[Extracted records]
○ ○ ○ ○ ○

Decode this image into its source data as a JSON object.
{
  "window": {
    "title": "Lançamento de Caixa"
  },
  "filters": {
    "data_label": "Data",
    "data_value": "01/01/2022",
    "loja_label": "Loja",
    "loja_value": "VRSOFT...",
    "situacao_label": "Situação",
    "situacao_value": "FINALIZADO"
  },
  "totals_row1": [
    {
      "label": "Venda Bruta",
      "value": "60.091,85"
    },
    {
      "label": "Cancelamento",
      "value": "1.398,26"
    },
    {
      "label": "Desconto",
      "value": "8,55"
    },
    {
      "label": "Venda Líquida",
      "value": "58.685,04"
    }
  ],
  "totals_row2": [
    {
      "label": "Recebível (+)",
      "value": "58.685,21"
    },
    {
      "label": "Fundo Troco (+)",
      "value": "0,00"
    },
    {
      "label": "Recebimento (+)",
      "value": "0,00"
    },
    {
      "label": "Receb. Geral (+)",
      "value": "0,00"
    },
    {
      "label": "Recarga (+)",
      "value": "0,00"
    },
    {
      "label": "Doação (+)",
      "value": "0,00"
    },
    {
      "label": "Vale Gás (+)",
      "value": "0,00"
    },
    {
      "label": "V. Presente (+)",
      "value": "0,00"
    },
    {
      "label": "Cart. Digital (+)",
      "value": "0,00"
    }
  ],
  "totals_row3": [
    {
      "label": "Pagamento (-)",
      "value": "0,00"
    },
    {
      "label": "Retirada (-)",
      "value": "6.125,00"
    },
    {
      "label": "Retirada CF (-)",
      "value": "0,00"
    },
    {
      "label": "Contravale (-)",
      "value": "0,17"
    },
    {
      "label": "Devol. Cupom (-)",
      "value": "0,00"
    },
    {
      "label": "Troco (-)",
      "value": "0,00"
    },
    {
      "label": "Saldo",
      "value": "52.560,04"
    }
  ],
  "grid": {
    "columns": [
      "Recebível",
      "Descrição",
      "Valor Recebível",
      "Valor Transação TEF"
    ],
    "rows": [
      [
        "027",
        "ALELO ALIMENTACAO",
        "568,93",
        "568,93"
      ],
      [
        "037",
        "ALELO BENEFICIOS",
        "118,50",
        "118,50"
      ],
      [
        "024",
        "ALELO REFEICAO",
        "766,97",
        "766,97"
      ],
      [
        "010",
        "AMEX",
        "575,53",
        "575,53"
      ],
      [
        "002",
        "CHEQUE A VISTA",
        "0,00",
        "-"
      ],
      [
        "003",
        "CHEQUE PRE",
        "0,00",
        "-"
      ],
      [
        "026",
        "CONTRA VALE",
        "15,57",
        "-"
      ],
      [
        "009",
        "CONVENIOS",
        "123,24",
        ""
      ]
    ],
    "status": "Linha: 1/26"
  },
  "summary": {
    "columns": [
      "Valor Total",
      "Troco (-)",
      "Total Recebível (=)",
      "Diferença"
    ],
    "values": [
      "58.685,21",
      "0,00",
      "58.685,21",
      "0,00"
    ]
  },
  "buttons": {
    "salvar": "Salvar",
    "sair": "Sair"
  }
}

○ ○ ○ ○ ○

THE PROBLEM:
Only lines with the word "Venda" are wanted, so copy each one from the records.

ANSWER TO THE EXERCISE:
      "label": "Venda Bruta",
      "label": "Venda Líquida",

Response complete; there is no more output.